* _AIM_
Wherever the word "highlight" shows up in a line, please copy that line.

* begin INPUT *

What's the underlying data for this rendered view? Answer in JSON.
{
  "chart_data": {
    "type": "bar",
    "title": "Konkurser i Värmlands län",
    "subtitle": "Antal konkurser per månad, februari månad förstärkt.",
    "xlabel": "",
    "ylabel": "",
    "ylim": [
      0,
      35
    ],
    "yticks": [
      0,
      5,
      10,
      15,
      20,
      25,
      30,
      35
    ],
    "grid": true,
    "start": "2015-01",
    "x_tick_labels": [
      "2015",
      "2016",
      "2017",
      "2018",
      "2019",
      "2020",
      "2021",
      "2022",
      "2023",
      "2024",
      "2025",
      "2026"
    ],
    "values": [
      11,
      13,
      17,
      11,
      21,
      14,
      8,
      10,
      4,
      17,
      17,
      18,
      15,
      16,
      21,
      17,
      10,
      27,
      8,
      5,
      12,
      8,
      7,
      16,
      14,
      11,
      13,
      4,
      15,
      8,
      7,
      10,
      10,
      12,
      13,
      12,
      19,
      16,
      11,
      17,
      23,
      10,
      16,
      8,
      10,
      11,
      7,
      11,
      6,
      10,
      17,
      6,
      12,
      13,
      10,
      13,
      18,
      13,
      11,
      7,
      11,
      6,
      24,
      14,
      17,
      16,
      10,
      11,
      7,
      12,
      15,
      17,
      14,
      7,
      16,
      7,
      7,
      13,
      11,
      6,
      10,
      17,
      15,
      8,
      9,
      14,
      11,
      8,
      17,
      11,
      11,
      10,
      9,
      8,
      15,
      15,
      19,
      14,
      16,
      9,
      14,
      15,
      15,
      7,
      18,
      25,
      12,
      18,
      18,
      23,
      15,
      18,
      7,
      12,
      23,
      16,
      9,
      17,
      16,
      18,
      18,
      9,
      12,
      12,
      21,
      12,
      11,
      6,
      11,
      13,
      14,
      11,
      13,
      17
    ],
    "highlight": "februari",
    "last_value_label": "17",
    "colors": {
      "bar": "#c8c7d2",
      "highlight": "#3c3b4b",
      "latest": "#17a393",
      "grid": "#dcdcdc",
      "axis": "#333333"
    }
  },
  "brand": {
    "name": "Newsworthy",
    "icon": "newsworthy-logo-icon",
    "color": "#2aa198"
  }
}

* end INPUT *

* _RIGHT ANSWER_
    "highlight": "februari",
      "highlight": "#3c3b4b",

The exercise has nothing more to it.